■ THE TASK ■
Quote each record exactly, please, leaving none out.

■ INPUT ROWS ■
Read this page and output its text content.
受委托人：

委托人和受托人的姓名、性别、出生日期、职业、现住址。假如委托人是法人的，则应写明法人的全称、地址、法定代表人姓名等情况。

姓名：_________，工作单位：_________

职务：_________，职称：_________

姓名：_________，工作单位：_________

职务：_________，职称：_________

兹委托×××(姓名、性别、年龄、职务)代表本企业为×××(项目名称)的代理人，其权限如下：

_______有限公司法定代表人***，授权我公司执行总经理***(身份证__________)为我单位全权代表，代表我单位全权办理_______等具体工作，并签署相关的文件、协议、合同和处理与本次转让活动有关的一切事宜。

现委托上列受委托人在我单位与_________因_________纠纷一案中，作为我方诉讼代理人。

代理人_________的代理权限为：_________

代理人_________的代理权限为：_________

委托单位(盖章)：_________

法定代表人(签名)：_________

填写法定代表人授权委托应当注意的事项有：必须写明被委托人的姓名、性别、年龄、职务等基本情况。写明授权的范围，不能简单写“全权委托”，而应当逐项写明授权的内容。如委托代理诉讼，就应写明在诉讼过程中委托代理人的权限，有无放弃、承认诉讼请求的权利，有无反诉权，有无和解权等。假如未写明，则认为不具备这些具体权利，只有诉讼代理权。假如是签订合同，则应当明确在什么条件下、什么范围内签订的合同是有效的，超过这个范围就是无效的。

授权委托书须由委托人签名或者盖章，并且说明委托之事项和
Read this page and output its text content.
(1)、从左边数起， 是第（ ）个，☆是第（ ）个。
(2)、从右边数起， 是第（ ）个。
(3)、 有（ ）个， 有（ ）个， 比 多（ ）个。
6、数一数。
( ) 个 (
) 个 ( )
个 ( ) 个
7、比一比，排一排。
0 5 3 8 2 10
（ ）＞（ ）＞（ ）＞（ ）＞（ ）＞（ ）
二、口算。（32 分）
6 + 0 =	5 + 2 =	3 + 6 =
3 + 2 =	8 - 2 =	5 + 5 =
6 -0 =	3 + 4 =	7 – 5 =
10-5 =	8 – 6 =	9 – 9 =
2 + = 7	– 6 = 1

■ RESPONSE FOR THIS EXERCISE ■
Read this page and output its text content.
受委托人：

委托人和受托人的姓名、性别、出生日期、职业、现住址。假如委托人是法人的，则应写明法人的全称、地址、法定代表人姓名等情况。

姓名：_________，工作单位：_________

职务：_________，职称：_________

姓名：_________，工作单位：_________

职务：_________，职称：_________

兹委托×××(姓名、性别、年龄、职务)代表本企业为×××(项目名称)的代理人，其权限如下：

_______有限公司法定代表人***，授权我公司执行总经理***(身份证__________)为我单位全权代表，代表我单位全权办理_______等具体工作，并签署相关的文件、协议、合同和处理与本次转让活动有关的一切事宜。

现委托上列受委托人在我单位与_________因_________纠纷一案中，作为我方诉讼代理人。

代理人_________的代理权限为：_________

代理人_________的代理权限为：_________

委托单位(盖章)：_________

法定代表人(签名)：_________

填写法定代表人授权委托应当注意的事项有：必须写明被委托人的姓名、性别、年龄、职务等基本情况。写明授权的范围，不能简单写“全权委托”，而应当逐项写明授权的内容。如委托代理诉讼，就应写明在诉讼过程中委托代理人的权限，有无放弃、承认诉讼请求的权利，有无反诉权，有无和解权等。假如未写明，则认为不具备这些具体权利，只有诉讼代理权。假如是签订合同，则应当明确在什么条件下、什么范围内签订的合同是有效的，超过这个范围就是无效的。

授权委托书须由委托人签名或者盖章，并且说明委托之事项和
Read this page and output its text content.
(1)、从左边数起， 是第（ ）个，☆是第（ ）个。
(2)、从右边数起， 是第（ ）个。
(3)、 有（ ）个， 有（ ）个， 比 多（ ）个。
6、数一数。
( ) 个 (
) 个 ( )
个 ( ) 个
7、比一比，排一排。
0 5 3 8 2 10
（ ）＞（ ）＞（ ）＞（ ）＞（ ）＞（ ）
二、口算。（32 分）
6 + 0 =	5 + 2 =	3 + 6 =
3 + 2 =	8 - 2 =	5 + 5 =
6 -0 =	3 + 4 =	7 – 5 =
10-5 =	8 – 6 =	9 – 9 =
2 + = 7	– 6 = 1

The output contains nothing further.